++++ Material to process

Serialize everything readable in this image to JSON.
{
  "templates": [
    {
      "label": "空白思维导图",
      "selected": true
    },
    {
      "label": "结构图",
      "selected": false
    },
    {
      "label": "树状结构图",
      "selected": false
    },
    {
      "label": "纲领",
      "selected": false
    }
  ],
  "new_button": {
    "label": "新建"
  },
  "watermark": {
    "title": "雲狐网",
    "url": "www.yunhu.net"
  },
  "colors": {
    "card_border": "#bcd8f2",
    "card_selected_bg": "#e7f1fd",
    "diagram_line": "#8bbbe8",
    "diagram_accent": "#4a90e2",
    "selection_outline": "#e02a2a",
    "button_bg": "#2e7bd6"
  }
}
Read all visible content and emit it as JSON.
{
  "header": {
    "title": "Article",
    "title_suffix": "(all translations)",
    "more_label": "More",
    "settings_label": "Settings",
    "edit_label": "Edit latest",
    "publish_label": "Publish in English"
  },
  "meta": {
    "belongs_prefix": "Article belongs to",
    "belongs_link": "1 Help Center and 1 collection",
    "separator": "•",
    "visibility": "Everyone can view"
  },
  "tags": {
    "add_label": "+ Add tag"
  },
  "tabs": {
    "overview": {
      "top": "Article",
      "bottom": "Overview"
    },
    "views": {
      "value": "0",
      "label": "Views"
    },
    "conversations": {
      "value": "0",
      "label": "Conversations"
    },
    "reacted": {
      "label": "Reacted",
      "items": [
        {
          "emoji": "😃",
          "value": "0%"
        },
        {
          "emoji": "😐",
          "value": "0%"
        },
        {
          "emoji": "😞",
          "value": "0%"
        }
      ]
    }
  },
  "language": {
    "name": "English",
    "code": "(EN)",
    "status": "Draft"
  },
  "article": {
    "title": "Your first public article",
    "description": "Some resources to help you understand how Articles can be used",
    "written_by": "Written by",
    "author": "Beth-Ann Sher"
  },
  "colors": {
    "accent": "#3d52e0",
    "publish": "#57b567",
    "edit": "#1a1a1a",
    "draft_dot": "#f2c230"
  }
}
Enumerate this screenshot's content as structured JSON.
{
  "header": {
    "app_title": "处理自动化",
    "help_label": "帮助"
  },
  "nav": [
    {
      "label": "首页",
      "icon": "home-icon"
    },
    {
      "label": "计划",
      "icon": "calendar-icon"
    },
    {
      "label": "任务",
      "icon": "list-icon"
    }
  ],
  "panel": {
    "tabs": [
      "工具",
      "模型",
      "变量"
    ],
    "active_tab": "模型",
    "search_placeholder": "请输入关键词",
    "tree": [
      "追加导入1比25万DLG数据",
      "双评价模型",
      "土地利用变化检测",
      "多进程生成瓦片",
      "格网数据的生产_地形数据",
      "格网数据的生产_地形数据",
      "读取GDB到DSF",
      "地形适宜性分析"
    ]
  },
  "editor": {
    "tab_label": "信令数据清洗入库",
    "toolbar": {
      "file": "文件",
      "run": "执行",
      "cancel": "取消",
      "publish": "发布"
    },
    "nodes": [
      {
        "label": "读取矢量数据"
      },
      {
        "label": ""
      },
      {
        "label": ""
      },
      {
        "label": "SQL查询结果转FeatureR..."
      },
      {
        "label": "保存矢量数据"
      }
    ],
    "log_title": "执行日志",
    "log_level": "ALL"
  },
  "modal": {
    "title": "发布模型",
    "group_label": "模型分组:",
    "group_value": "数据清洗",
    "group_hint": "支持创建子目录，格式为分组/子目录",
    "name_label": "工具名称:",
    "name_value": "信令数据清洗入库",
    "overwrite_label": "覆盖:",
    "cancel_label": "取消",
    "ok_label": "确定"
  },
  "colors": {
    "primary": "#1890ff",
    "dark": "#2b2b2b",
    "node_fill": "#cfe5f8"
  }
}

++++++++

• Exercise description
Give back the whole listing exactly as it reads.

• Correct answer
Serialize everything readable in this image to JSON.
{
  "templates": [
    {
      "label": "空白思维导图",
      "selected": true
    },
    {
      "label": "结构图",
      "selected": false
    },
    {
      "label": "树状结构图",
      "selected": false
    },
    {
      "label": "纲领",
      "selected": false
    }
  ],
  "new_button": {
    "label": "新建"
  },
  "watermark": {
    "title": "雲狐网",
    "url": "www.yunhu.net"
  },
  "colors": {
    "card_border": "#bcd8f2",
    "card_selected_bg": "#e7f1fd",
    "diagram_line": "#8bbbe8",
    "diagram_accent": "#4a90e2",
    "selection_outline": "#e02a2a",
    "button_bg": "#2e7bd6"
  }
}
Read all visible content and emit it as JSON.
{
  "header": {
    "title": "Article",
    "title_suffix": "(all translations)",
    "more_label": "More",
    "settings_label": "Settings",
    "edit_label": "Edit latest",
    "publish_label": "Publish in English"
  },
  "meta": {
    "belongs_prefix": "Article belongs to",
    "belongs_link": "1 Help Center and 1 collection",
    "separator": "•",
    "visibility": "Everyone can view"
  },
  "tags": {
    "add_label": "+ Add tag"
  },
  "tabs": {
    "overview": {
      "top": "Article",
      "bottom": "Overview"
    },
    "views": {
      "value": "0",
      "label": "Views"
    },
    "conversations": {
      "value": "0",
      "label": "Conversations"
    },
    "reacted": {
      "label": "Reacted",
      "items": [
        {
          "emoji": "😃",
          "value": "0%"
        },
        {
          "emoji": "😐",
          "value": "0%"
        },
        {
          "emoji": "😞",
          "value": "0%"
        }
      ]
    }
  },
  "language": {
    "name": "English",
    "code": "(EN)",
    "status": "Draft"
  },
  "article": {
    "title": "Your first public article",
    "description": "Some resources to help you understand how Articles can be used",
    "written_by": "Written by",
    "author": "Beth-Ann Sher"
  },
  "colors": {
    "accent": "#3d52e0",
    "publish": "#57b567",
    "edit": "#1a1a1a",
    "draft_dot": "#f2c230"
  }
}
Enumerate this screenshot's content as structured JSON.
{
  "header": {
    "app_title": "处理自动化",
    "help_label": "帮助"
  },
  "nav": [
    {
      "label": "首页",
      "icon": "home-icon"
    },
    {
      "label": "计划",
      "icon": "calendar-icon"
    },
    {
      "label": "任务",
      "icon": "list-icon"
    }
  ],
  "panel": {
    "tabs": [
      "工具",
      "模型",
      "变量"
    ],
    "active_tab": "模型",
    "search_placeholder": "请输入关键词",
    "tree": [
      "追加导入1比25万DLG数据",
      "双评价模型",
      "土地利用变化检测",
      "多进程生成瓦片",
      "格网数据的生产_地形数据",
      "格网数据的生产_地形数据",
      "读取GDB到DSF",
      "地形适宜性分析"
    ]
  },
  "editor": {
    "tab_label": "信令数据清洗入库",
    "toolbar": {
      "file": "文件",
      "run": "执行",
      "cancel": "取消",
      "publish": "发布"
    },
    "nodes": [
      {
        "label": "读取矢量数据"
      },
      {
        "label": ""
      },
      {
        "label": ""
      },
      {
        "label": "SQL查询结果转FeatureR..."
      },
      {
        "label": "保存矢量数据"
      }
    ],
    "log_title": "执行日志",
    "log_level": "ALL"
  },
  "modal": {
    "title": "发布模型",
    "group_label": "模型分组:",
    "group_value": "数据清洗",
    "group_hint": "支持创建子目录，格式为分组/子目录",
    "name_label": "工具名称:",
    "name_value": "信令数据清洗入库",
    "overwrite_label": "覆盖:",
    "cancel_label": "取消",
    "ok_label": "确定"
  },
  "colors": {
    "primary": "#1890ff",
    "dark": "#2b2b2b",
    "node_fill": "#cfe5f8"
  }
}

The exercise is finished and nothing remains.